> Aim: Every entry must be duplicated precisely as written.

— start Entries shown —

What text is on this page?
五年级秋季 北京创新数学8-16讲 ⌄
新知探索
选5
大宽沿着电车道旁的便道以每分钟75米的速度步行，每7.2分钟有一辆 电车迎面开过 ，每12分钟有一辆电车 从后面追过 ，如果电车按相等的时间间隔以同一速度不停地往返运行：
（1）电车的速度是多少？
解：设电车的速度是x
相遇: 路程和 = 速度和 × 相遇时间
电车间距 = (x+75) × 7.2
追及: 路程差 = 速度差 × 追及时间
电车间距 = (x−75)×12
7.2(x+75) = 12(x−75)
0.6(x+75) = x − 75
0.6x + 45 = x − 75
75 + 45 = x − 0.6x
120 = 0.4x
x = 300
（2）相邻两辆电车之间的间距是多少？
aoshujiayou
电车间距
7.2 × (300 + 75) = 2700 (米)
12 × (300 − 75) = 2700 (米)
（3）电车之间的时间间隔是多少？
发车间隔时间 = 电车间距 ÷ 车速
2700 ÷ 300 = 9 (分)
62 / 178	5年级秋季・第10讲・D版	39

— end Entries shown —

> Solution to this task:
What text is on this page?
五年级秋季 北京创新数学8-16讲 ⌄
新知探索
选5
大宽沿着电车道旁的便道以每分钟75米的速度步行，每7.2分钟有一辆 电车迎面开过 ，每12分钟有一辆电车 从后面追过 ，如果电车按相等的时间间隔以同一速度不停地往返运行：
（1）电车的速度是多少？
解：设电车的速度是x
相遇: 路程和 = 速度和 × 相遇时间
电车间距 = (x+75) × 7.2
追及: 路程差 = 速度差 × 追及时间
电车间距 = (x−75)×12
7.2(x+75) = 12(x−75)
0.6(x+75) = x − 75
0.6x + 45 = x − 75
75 + 45 = x − 0.6x
120 = 0.4x
x = 300
（2）相邻两辆电车之间的间距是多少？
aoshujiayou
电车间距
7.2 × (300 + 75) = 2700 (米)
12 × (300 − 75) = 2700 (米)
（3）电车之间的时间间隔是多少？
发车间隔时间 = 电车间距 ÷ 车速
2700 ÷ 300 = 9 (分)
62 / 178	5年级秋季・第10讲・D版	39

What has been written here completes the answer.